══ Records for processing

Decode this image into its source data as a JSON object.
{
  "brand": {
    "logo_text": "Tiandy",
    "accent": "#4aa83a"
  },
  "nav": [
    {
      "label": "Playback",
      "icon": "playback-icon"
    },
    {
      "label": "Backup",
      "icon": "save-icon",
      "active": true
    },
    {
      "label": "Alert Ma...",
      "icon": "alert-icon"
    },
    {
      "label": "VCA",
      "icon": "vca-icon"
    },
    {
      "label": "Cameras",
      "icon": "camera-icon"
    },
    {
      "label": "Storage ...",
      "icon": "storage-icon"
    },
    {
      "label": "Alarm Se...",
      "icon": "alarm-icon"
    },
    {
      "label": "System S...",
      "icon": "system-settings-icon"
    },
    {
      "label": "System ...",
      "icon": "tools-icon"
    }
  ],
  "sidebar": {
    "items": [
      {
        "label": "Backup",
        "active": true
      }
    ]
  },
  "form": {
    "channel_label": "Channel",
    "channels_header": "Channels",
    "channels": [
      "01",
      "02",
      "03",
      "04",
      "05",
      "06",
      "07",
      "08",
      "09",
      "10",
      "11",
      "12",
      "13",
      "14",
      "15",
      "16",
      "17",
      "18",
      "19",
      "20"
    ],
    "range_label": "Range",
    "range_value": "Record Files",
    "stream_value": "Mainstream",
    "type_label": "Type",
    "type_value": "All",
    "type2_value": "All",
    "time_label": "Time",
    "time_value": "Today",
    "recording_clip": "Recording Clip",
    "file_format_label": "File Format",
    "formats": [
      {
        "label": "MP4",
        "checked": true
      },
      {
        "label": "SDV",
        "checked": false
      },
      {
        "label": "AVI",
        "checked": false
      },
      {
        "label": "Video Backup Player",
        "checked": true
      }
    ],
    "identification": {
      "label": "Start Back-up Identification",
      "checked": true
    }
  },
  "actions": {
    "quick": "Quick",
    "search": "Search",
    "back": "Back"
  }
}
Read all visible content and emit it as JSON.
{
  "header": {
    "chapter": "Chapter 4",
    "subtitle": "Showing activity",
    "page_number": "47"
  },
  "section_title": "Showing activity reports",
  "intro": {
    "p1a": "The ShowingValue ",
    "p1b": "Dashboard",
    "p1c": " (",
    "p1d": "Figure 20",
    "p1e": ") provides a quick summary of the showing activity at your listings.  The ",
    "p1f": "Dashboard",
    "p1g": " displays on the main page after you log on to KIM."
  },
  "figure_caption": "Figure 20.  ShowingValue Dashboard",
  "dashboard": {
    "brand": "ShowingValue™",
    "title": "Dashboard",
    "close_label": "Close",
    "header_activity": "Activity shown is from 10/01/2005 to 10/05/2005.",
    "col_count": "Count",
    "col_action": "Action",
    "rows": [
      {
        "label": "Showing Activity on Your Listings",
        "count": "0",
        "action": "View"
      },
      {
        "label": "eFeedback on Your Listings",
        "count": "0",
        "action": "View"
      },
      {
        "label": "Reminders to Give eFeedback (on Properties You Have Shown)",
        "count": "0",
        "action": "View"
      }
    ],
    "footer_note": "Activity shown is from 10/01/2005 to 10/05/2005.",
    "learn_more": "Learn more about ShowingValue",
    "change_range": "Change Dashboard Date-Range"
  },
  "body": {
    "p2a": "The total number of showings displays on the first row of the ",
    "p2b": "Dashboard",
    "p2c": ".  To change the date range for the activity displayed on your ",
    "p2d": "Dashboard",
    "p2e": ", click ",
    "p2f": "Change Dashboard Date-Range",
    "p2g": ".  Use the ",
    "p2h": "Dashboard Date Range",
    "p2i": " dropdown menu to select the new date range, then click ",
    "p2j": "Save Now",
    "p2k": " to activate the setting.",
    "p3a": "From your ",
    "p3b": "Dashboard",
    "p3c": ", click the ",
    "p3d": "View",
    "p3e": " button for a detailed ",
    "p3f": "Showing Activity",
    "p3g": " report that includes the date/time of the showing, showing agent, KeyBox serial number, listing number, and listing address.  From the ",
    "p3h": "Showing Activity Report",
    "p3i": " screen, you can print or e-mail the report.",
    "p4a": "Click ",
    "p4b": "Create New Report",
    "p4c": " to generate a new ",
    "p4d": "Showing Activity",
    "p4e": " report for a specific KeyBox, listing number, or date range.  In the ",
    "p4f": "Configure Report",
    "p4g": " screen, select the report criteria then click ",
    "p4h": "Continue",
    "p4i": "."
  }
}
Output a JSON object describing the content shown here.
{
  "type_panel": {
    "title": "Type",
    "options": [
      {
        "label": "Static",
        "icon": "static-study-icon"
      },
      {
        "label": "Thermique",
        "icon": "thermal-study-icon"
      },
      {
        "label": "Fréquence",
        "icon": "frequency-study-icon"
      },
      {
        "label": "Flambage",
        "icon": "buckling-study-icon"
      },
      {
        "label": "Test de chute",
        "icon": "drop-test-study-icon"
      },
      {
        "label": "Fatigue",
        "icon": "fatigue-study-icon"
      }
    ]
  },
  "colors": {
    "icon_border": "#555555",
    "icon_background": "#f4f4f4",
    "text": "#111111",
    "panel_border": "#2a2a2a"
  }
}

════

[Stated problem] Take every line that includes the string "then" and copy it.

[Answer in full]
    "p2i": " dropdown menu to select the new date range, then click ",
    "p4g": " screen, select the report criteria then click ",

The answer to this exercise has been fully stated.